BRIEF>
Convert the lines of every record below into a numbered list, leaving out any blank lines.
━━━━━ DATA
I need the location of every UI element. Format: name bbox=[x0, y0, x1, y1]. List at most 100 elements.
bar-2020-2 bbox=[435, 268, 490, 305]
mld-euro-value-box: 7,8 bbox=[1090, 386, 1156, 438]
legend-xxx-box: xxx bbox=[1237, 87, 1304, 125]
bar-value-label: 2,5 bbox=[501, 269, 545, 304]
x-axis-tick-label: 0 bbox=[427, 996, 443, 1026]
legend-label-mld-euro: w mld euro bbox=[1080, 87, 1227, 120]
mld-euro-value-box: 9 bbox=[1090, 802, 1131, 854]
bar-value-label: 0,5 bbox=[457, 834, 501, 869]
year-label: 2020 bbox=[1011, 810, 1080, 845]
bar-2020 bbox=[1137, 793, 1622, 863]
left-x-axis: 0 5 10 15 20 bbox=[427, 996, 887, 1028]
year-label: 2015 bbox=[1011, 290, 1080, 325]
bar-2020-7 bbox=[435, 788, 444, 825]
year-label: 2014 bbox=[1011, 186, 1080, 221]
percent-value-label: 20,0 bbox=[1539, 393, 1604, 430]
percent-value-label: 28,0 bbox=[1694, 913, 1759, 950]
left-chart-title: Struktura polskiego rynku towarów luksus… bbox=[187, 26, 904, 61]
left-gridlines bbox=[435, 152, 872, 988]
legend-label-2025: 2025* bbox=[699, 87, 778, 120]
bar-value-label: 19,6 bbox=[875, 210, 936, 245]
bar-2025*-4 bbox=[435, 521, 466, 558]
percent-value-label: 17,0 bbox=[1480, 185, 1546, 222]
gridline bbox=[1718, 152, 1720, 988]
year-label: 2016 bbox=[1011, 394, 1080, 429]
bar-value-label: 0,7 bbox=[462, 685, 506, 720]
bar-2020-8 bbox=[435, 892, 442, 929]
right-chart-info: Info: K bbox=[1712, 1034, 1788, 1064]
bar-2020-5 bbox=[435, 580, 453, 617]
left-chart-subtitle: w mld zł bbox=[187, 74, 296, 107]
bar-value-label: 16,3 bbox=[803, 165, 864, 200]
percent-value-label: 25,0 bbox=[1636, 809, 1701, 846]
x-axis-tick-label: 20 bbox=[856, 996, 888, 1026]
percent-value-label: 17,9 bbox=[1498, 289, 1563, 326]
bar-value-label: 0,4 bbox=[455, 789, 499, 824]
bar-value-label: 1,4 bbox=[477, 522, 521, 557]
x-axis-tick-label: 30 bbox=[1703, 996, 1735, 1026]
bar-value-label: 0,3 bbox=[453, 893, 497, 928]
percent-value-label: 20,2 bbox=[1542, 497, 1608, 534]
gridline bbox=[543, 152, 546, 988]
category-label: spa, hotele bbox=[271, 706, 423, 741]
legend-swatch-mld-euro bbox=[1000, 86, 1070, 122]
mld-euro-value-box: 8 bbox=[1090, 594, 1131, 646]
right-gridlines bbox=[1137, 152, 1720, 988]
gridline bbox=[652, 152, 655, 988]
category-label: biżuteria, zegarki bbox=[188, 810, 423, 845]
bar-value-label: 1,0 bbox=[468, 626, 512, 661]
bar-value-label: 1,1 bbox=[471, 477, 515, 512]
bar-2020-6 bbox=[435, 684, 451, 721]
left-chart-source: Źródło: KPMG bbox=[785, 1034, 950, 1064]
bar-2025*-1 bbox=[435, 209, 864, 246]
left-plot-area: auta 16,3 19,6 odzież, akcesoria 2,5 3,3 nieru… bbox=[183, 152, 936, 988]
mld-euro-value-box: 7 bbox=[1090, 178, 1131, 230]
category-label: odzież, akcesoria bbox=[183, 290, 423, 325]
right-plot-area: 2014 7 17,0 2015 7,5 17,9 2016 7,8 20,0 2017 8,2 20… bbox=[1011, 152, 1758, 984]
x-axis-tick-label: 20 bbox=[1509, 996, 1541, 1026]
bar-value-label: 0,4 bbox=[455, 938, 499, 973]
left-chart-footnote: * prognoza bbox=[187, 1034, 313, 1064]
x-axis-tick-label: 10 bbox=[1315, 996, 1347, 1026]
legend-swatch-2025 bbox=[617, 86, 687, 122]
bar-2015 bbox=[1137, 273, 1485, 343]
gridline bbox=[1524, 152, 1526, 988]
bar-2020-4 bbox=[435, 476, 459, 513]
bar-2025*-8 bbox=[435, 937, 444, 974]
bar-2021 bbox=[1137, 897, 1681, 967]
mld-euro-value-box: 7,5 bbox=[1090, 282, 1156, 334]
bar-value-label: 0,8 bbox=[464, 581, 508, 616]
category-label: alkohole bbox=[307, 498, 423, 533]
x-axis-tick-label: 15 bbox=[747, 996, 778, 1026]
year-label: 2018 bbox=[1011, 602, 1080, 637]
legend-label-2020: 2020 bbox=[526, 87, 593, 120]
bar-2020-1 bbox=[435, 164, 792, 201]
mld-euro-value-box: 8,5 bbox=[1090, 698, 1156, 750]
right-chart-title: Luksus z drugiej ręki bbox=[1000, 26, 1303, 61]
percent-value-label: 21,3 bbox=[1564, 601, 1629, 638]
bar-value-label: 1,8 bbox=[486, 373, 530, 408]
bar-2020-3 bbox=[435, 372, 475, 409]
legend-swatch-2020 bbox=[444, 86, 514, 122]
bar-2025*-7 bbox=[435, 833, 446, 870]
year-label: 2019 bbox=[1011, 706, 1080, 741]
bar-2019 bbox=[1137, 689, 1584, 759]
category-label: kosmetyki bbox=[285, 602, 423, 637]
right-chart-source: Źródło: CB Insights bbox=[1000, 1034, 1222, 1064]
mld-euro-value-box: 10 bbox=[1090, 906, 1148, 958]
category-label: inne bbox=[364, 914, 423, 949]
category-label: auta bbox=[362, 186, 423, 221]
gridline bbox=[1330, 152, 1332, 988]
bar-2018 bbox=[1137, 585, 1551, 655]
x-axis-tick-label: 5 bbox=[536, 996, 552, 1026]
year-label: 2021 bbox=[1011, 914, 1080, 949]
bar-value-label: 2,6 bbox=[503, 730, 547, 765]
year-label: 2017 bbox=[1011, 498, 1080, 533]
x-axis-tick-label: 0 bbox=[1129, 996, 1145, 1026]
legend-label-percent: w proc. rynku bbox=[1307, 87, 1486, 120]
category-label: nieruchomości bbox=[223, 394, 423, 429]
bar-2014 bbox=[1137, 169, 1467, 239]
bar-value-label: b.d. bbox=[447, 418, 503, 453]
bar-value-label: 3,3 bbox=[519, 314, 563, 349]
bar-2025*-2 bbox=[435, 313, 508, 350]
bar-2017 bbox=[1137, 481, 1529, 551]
━━━━━━━━━━
RESPONSE BELOW>
1. I need the location of every UI element. Format: name bbox=[x0, y0, x1, y1]. List at most 100 elements.
2. bar-2020-2 bbox=[435, 268, 490, 305]
3. mld-euro-value-box: 7,8 bbox=[1090, 386, 1156, 438]
4. legend-xxx-box: xxx bbox=[1237, 87, 1304, 125]
5. bar-value-label: 2,5 bbox=[501, 269, 545, 304]
6. x-axis-tick-label: 0 bbox=[427, 996, 443, 1026]
7. legend-label-mld-euro: w mld euro bbox=[1080, 87, 1227, 120]
8. mld-euro-value-box: 9 bbox=[1090, 802, 1131, 854]
9. bar-value-label: 0,5 bbox=[457, 834, 501, 869]
10. year-label: 2020 bbox=[1011, 810, 1080, 845]
11. bar-2020 bbox=[1137, 793, 1622, 863]
12. left-x-axis: 0 5 10 15 20 bbox=[427, 996, 887, 1028]
13. year-label: 2015 bbox=[1011, 290, 1080, 325]
14. bar-2020-7 bbox=[435, 788, 444, 825]
15. year-label: 2014 bbox=[1011, 186, 1080, 221]
16. percent-value-label: 20,0 bbox=[1539, 393, 1604, 430]
17. percent-value-label: 28,0 bbox=[1694, 913, 1759, 950]
18. left-chart-title: Struktura polskiego rynku towarów luksus… bbox=[187, 26, 904, 61]
19. left-gridlines bbox=[435, 152, 872, 988]
20. legend-label-2025: 2025* bbox=[699, 87, 778, 120]
21. bar-value-label: 19,6 bbox=[875, 210, 936, 245]
22. bar-2025*-4 bbox=[435, 521, 466, 558]
23. percent-value-label: 17,0 bbox=[1480, 185, 1546, 222]
24. gridline bbox=[1718, 152, 1720, 988]
25. year-label: 2016 bbox=[1011, 394, 1080, 429]
26. bar-value-label: 0,7 bbox=[462, 685, 506, 720]
27. bar-2020-8 bbox=[435, 892, 442, 929]
28. right-chart-info: Info: K bbox=[1712, 1034, 1788, 1064]
29. bar-2020-5 bbox=[435, 580, 453, 617]
30. left-chart-subtitle: w mld zł bbox=[187, 74, 296, 107]
31. bar-value-label: 16,3 bbox=[803, 165, 864, 200]
32. percent-value-label: 25,0 bbox=[1636, 809, 1701, 846]
33. x-axis-tick-label: 20 bbox=[856, 996, 888, 1026]
34. percent-value-label: 17,9 bbox=[1498, 289, 1563, 326]
35. bar-value-label: 0,4 bbox=[455, 789, 499, 824]
36. bar-value-label: 1,4 bbox=[477, 522, 521, 557]
37. x-axis-tick-label: 30 bbox=[1703, 996, 1735, 1026]
38. bar-value-label: 0,3 bbox=[453, 893, 497, 928]
39. percent-value-label: 20,2 bbox=[1542, 497, 1608, 534]
40. gridline bbox=[543, 152, 546, 988]
41. category-label: spa, hotele bbox=[271, 706, 423, 741]
42. legend-swatch-mld-euro bbox=[1000, 86, 1070, 122]
43. mld-euro-value-box: 8 bbox=[1090, 594, 1131, 646]
44. right-gridlines bbox=[1137, 152, 1720, 988]
45. gridline bbox=[652, 152, 655, 988]
46. category-label: biżuteria, zegarki bbox=[188, 810, 423, 845]
47. bar-value-label: 1,0 bbox=[468, 626, 512, 661]
48. bar-value-label: 1,1 bbox=[471, 477, 515, 512]
49. bar-2020-6 bbox=[435, 684, 451, 721]
50. left-chart-source: Źródło: KPMG bbox=[785, 1034, 950, 1064]
51. bar-2025*-1 bbox=[435, 209, 864, 246]
52. left-plot-area: auta 16,3 19,6 odzież, akcesoria 2,5 3,3 nieru… bbox=[183, 152, 936, 988]
53. mld-euro-value-box: 7 bbox=[1090, 178, 1131, 230]
54. category-label: odzież, akcesoria bbox=[183, 290, 423, 325]
55. right-plot-area: 2014 7 17,0 2015 7,5 17,9 2016 7,8 20,0 2017 8,2 20… bbox=[1011, 152, 1758, 984]
56. x-axis-tick-label: 20 bbox=[1509, 996, 1541, 1026]
57. bar-value-label: 0,4 bbox=[455, 938, 499, 973]
58. left-chart-footnote: * prognoza bbox=[187, 1034, 313, 1064]
59. x-axis-tick-label: 10 bbox=[1315, 996, 1347, 1026]
60. legend-swatch-2025 bbox=[617, 86, 687, 122]
61. bar-2015 bbox=[1137, 273, 1485, 343]
62. gridline bbox=[1524, 152, 1526, 988]
63. bar-2020-4 bbox=[435, 476, 459, 513]
64. bar-2025*-8 bbox=[435, 937, 444, 974]
65. bar-2021 bbox=[1137, 897, 1681, 967]
66. mld-euro-value-box: 7,5 bbox=[1090, 282, 1156, 334]
67. bar-value-label: 0,8 bbox=[464, 581, 508, 616]
68. category-label: alkohole bbox=[307, 498, 423, 533]
69. x-axis-tick-label: 15 bbox=[747, 996, 778, 1026]
70. year-label: 2018 bbox=[1011, 602, 1080, 637]
71. legend-label-2020: 2020 bbox=[526, 87, 593, 120]
72. bar-2020-1 bbox=[435, 164, 792, 201]
73. mld-euro-value-box: 8,5 bbox=[1090, 698, 1156, 750]
74. right-chart-title: Luksus z drugiej ręki bbox=[1000, 26, 1303, 61]
75. percent-value-label: 21,3 bbox=[1564, 601, 1629, 638]
76. bar-value-label: 1,8 bbox=[486, 373, 530, 408]
77. bar-2020-3 bbox=[435, 372, 475, 409]
78. legend-swatch-2020 bbox=[444, 86, 514, 122]
79. bar-2025*-7 bbox=[435, 833, 446, 870]
80. year-label: 2019 bbox=[1011, 706, 1080, 741]
81. bar-2019 bbox=[1137, 689, 1584, 759]
82. category-label: kosmetyki bbox=[285, 602, 423, 637]
83. right-chart-source: Źródło: CB Insights bbox=[1000, 1034, 1222, 1064]
84. mld-euro-value-box: 10 bbox=[1090, 906, 1148, 958]
85. category-label: inne bbox=[364, 914, 423, 949]
86. category-label: auta bbox=[362, 186, 423, 221]
87. gridline bbox=[1330, 152, 1332, 988]
88. bar-2018 bbox=[1137, 585, 1551, 655]
89. x-axis-tick-label: 5 bbox=[536, 996, 552, 1026]
90. year-label: 2021 bbox=[1011, 914, 1080, 949]
91. bar-value-label: 2,6 bbox=[503, 730, 547, 765]
92. year-label: 2017 bbox=[1011, 498, 1080, 533]
93. x-axis-tick-label: 0 bbox=[1129, 996, 1145, 1026]
94. legend-label-percent: w proc. rynku bbox=[1307, 87, 1486, 120]
95. category-label: nieruchomości bbox=[223, 394, 423, 429]
96. bar-2014 bbox=[1137, 169, 1467, 239]
97. bar-value-label: b.d. bbox=[447, 418, 503, 453]
98. bar-value-label: 3,3 bbox=[519, 314, 563, 349]
99. bar-2025*-2 bbox=[435, 313, 508, 350]
100. bar-2017 bbox=[1137, 481, 1529, 551]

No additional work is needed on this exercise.